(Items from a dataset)
========================

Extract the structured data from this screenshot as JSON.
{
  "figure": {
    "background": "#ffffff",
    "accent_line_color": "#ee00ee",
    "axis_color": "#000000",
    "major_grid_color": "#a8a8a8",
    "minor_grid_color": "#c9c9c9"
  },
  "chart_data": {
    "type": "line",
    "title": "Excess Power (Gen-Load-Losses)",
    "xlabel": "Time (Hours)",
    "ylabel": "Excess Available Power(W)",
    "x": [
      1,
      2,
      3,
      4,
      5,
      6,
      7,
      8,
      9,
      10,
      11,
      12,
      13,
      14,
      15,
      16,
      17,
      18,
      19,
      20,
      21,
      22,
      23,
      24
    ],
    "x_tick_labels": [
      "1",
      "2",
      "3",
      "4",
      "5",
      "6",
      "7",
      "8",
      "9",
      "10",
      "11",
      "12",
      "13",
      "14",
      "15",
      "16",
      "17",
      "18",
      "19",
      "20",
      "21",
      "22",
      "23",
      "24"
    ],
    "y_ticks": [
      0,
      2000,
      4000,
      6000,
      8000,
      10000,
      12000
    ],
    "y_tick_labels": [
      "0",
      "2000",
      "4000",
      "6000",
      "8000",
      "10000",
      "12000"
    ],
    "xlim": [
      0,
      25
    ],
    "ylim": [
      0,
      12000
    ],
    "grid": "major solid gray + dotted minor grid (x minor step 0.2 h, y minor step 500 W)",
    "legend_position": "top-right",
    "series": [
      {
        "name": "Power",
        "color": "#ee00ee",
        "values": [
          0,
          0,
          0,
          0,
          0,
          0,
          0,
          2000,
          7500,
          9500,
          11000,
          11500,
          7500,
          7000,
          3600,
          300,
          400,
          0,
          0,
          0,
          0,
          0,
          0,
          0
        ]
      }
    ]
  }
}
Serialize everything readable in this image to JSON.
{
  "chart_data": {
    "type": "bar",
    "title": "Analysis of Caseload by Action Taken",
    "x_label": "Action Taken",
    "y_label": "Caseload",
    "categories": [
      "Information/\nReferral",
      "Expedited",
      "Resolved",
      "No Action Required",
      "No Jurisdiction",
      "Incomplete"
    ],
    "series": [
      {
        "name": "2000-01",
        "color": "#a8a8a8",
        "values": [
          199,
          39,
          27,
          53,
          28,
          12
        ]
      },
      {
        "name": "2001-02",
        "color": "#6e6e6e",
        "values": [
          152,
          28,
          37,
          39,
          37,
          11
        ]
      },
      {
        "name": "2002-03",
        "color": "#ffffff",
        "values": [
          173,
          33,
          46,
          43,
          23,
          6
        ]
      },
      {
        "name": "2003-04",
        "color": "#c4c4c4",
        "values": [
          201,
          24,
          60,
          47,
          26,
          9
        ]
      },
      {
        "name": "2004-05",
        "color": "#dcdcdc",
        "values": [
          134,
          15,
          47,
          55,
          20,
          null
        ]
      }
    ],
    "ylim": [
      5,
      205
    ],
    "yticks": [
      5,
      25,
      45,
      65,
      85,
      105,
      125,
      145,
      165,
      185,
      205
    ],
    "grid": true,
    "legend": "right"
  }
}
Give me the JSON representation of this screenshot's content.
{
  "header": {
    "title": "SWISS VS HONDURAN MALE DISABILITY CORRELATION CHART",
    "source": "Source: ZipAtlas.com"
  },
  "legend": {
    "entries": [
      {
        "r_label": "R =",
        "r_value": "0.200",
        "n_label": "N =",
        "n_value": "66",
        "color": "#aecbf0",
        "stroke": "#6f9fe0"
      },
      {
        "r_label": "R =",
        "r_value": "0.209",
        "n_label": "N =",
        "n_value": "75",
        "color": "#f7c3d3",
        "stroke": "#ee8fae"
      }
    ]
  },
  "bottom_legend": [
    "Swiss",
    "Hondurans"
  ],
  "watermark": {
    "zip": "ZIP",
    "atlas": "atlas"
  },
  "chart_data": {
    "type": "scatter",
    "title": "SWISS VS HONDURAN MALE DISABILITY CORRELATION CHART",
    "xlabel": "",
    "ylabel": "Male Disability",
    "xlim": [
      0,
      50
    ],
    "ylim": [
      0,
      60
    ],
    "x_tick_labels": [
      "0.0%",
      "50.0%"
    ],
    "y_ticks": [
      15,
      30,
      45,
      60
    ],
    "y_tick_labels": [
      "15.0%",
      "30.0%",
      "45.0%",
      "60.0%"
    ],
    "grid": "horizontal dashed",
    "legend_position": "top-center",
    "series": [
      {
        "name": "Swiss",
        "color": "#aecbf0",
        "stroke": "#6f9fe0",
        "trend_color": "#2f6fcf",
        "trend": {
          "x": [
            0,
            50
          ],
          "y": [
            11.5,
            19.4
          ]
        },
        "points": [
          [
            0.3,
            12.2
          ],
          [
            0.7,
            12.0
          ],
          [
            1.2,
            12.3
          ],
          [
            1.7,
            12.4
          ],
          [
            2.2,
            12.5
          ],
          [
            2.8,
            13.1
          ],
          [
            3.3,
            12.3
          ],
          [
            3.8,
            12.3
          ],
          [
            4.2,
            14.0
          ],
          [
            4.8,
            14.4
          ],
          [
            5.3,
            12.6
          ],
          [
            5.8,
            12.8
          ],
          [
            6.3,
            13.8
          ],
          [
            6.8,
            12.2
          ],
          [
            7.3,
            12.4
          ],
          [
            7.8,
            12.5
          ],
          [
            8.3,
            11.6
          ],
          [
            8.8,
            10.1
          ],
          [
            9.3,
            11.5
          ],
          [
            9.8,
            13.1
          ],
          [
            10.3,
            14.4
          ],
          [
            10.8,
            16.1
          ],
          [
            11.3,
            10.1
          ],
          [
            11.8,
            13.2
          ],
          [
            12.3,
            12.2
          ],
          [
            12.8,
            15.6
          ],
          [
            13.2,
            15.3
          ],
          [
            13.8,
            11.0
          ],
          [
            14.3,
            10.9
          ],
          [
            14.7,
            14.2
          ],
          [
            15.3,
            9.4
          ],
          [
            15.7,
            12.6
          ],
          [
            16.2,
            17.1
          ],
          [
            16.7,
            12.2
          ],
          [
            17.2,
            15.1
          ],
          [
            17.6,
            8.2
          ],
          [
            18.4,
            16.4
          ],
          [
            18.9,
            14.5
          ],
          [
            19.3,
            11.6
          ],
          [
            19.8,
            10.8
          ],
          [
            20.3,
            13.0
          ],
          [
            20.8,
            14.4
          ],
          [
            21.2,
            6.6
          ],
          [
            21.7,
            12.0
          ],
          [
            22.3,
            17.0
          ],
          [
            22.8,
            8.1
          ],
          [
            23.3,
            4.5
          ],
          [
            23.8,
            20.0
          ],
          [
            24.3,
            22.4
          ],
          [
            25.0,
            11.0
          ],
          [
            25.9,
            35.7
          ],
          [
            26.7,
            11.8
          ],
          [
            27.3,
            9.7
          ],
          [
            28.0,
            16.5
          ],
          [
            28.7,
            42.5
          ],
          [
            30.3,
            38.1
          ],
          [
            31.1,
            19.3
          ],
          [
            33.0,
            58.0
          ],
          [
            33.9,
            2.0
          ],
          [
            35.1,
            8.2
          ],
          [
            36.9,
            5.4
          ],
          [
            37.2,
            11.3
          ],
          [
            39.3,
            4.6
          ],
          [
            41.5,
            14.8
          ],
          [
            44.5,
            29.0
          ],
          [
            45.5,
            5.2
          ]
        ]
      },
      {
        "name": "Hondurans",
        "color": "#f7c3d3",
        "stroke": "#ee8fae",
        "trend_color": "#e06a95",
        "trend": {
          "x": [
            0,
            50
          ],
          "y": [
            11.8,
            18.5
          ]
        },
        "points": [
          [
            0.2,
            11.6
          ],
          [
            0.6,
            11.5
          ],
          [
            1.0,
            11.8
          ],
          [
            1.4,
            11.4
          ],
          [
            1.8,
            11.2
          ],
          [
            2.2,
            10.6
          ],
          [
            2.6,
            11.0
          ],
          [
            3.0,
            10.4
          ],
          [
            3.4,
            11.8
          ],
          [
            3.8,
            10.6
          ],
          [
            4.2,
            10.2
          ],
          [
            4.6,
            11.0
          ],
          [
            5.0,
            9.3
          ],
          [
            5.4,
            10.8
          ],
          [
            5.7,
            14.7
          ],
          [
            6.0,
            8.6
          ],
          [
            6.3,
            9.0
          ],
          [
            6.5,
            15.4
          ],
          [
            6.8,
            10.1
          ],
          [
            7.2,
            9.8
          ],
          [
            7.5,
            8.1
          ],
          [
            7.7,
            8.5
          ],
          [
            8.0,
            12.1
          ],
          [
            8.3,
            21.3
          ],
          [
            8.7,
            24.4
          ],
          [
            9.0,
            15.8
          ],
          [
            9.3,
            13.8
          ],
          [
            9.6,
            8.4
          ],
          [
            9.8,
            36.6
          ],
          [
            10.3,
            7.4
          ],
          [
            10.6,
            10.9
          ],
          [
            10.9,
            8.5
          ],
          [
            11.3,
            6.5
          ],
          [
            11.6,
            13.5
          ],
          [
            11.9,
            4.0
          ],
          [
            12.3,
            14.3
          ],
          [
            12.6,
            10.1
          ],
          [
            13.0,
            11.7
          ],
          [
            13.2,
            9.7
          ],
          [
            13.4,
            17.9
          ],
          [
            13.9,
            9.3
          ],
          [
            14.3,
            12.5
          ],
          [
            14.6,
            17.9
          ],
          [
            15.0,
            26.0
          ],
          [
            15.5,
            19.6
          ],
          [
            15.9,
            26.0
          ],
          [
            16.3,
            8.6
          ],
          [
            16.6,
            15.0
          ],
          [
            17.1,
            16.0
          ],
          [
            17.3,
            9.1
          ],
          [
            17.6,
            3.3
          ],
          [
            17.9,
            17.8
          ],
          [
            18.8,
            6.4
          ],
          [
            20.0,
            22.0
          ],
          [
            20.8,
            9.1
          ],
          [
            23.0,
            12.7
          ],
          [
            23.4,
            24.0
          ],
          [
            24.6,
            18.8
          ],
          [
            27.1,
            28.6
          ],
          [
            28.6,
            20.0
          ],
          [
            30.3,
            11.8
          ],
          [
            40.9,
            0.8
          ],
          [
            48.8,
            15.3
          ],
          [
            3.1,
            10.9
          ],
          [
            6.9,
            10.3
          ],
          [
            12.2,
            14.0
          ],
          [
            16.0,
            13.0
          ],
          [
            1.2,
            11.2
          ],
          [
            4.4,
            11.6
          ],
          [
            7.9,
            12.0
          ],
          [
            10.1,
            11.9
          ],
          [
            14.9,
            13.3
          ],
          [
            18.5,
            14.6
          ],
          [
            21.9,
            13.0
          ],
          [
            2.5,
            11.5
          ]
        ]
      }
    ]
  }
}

========================

Prompt: Gather up every line from the listing above in which the word "JSON" occurs.

Finished answer:
Extract the structured data from this screenshot as JSON.
Serialize everything readable in this image to JSON.
Give me the JSON representation of this screenshot's content.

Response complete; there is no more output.